[The input]

◆ ◆ ◆ ◆

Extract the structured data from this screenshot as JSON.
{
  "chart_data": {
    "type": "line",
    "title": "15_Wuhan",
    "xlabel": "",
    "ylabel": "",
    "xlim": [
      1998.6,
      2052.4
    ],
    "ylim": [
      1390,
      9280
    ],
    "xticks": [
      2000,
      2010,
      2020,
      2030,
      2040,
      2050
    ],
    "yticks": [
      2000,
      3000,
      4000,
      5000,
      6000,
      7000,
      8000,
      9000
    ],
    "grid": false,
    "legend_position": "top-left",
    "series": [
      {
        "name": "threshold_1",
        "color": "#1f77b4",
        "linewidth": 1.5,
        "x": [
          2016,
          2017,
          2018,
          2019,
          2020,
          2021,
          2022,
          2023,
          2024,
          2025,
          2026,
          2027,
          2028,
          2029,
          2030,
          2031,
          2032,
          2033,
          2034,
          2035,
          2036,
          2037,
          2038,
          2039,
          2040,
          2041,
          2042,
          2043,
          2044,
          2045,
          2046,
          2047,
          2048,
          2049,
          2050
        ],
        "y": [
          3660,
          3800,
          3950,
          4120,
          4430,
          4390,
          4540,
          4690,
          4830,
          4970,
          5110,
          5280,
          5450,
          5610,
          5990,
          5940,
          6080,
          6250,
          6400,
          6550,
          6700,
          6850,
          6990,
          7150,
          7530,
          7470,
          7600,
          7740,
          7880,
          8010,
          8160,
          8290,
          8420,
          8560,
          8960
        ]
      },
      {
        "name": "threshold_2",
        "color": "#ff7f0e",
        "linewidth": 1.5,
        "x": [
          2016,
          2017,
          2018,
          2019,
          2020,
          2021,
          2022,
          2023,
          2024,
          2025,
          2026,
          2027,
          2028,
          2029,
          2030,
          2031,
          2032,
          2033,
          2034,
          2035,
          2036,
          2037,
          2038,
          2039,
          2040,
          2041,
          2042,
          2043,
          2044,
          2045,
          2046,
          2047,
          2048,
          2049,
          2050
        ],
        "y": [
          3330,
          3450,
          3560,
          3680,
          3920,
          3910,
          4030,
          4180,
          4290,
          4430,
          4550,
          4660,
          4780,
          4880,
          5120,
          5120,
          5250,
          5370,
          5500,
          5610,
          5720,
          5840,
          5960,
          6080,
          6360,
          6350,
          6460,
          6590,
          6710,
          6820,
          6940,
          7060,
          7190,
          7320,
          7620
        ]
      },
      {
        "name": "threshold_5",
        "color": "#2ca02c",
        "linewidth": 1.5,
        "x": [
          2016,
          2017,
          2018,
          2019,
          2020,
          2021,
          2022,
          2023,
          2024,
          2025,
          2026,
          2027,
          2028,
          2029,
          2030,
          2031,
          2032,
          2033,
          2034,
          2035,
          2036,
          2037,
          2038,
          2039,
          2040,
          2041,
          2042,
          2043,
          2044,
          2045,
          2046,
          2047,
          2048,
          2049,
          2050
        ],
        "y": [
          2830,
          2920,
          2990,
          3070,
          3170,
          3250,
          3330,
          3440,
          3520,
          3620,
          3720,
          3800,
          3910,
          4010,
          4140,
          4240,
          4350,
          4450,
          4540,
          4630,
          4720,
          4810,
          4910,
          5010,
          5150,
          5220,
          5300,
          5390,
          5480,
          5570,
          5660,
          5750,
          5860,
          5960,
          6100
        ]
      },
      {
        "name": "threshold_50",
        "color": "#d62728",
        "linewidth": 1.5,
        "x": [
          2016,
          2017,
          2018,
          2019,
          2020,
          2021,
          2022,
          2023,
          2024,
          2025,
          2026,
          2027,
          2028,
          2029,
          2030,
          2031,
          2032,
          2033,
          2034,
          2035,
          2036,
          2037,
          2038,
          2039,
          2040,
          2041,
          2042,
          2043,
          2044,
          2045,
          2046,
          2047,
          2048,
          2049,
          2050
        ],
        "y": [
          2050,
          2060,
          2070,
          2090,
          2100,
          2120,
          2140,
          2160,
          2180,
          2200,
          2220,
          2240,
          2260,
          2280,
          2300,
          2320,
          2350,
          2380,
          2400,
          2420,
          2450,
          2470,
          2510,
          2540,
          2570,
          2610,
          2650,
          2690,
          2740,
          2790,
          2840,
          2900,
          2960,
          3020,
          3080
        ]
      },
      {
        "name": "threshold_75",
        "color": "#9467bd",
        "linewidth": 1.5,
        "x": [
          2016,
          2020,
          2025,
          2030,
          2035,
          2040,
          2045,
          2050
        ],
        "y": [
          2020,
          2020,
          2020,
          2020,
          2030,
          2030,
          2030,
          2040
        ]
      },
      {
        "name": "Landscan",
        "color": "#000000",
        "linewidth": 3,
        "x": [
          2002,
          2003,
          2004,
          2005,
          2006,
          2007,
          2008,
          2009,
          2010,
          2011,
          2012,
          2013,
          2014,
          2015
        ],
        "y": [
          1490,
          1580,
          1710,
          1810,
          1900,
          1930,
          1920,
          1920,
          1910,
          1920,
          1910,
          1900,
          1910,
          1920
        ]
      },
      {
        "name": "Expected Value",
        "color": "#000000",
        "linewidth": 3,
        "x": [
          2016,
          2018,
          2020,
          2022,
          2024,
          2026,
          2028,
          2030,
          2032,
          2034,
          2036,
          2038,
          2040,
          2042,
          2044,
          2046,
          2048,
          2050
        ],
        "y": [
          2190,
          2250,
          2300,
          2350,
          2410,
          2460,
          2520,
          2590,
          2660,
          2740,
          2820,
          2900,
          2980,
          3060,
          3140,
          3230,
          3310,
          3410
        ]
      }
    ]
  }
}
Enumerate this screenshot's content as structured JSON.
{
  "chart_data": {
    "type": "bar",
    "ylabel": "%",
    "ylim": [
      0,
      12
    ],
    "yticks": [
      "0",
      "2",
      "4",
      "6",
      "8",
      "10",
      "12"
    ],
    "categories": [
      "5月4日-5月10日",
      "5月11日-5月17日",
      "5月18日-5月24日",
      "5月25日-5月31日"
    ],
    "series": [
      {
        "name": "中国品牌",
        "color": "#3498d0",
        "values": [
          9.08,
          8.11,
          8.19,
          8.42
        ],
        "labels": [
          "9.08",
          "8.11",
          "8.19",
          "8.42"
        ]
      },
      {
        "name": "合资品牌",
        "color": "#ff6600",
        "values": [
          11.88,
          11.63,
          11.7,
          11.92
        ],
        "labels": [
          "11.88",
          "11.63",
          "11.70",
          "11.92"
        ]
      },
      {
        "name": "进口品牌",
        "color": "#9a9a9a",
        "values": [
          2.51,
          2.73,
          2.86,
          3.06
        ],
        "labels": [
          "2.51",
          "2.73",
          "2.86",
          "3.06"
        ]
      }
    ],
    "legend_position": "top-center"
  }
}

◆ ◆ ◆ ◆

[Objective]
Look through the data above. Each line containing the word "color" needs to be copied.

[Result below]
        "color": "#1f77b4",
        "color": "#ff7f0e",
        "color": "#2ca02c",
        "color": "#d62728",
        "color": "#9467bd",
        "color": "#000000",
        "color": "#000000",
        "color": "#3498d0",
        "color": "#ff6600",
        "color": "#9a9a9a",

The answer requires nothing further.